§ Set exercise: Output every line exactly as written. Leave out pictures.

§ Dataset rows:
——————
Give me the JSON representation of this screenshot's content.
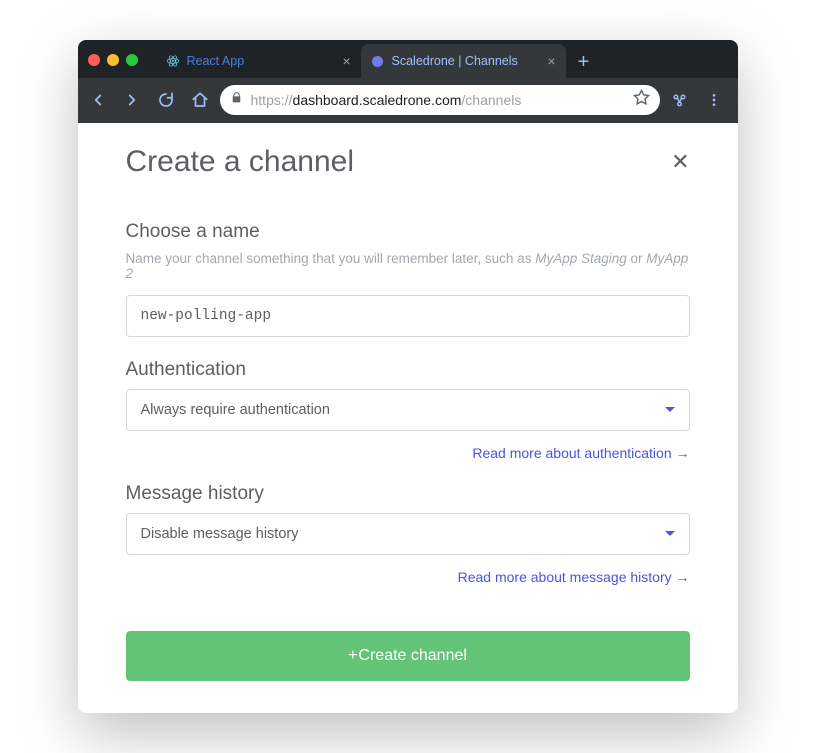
{
  "tabs": [
    {
      "title": "React App",
      "active": false
    },
    {
      "title": "Scaledrone | Channels",
      "active": true
    }
  ],
  "address": {
    "scheme": "https://",
    "host": "dashboard.scaledrone.com",
    "path": "/channels"
  },
  "page": {
    "title": "Create a channel"
  },
  "name_section": {
    "label": "Choose a name",
    "hint_prefix": "Name your channel something that you will remember later, such as ",
    "hint_em1": "MyApp Staging",
    "hint_mid": " or ",
    "hint_em2": "MyApp 2",
    "value": "new-polling-app"
  },
  "auth_section": {
    "label": "Authentication",
    "selected": "Always require authentication",
    "help": "Read more about authentication"
  },
  "history_section": {
    "label": "Message history",
    "selected": "Disable message history",
    "help": "Read more about message history"
  },
  "create_button": {
    "label": "Create channel"
  }
}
——————
§ Written answer:
Give me the JSON representation of this screenshot's content.
{
  "tabs": [
    {
      "title": "React App",
      "active": false
    },
    {
      "title": "Scaledrone | Channels",
      "active": true
    }
  ],
  "address": {
    "scheme": "https://",
    "host": "dashboard.scaledrone.com",
    "path": "/channels"
  },
  "page": {
    "title": "Create a channel"
  },
  "name_section": {
    "label": "Choose a name",
    "hint_prefix": "Name your channel something that you will remember later, such as ",
    "hint_em1": "MyApp Staging",
    "hint_mid": " or ",
    "hint_em2": "MyApp 2",
    "value": "new-polling-app"
  },
  "auth_section": {
    "label": "Authentication",
    "selected": "Always require authentication",
    "help": "Read more about authentication"
  },
  "history_section": {
    "label": "Message history",
    "selected": "Disable message history",
    "help": "Read more about message history"
  },
  "create_button": {
    "label": "Create channel"
  }
}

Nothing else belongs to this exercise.